- [Set task]: Say how many lines hold the string "nrechtliche"; please write nothing but the number.

- [Entries shown]:
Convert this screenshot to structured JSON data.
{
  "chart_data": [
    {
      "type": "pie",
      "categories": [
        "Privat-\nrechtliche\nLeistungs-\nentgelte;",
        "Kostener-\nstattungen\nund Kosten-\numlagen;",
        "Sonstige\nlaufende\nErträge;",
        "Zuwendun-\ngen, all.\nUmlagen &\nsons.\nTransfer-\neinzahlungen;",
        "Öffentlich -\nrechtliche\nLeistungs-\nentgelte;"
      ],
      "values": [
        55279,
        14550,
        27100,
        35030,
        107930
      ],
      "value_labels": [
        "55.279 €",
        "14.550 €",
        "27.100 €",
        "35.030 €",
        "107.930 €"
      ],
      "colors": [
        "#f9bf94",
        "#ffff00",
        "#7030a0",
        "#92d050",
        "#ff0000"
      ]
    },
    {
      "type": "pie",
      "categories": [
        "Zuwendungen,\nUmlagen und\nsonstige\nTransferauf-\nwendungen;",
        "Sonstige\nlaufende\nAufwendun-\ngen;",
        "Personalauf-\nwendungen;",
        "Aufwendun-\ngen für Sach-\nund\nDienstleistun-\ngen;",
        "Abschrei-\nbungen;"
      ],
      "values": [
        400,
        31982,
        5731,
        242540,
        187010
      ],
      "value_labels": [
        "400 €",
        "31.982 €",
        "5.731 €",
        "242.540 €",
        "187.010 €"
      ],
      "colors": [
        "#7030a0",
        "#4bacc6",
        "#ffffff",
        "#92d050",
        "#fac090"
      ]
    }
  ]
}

- [Result below]: 2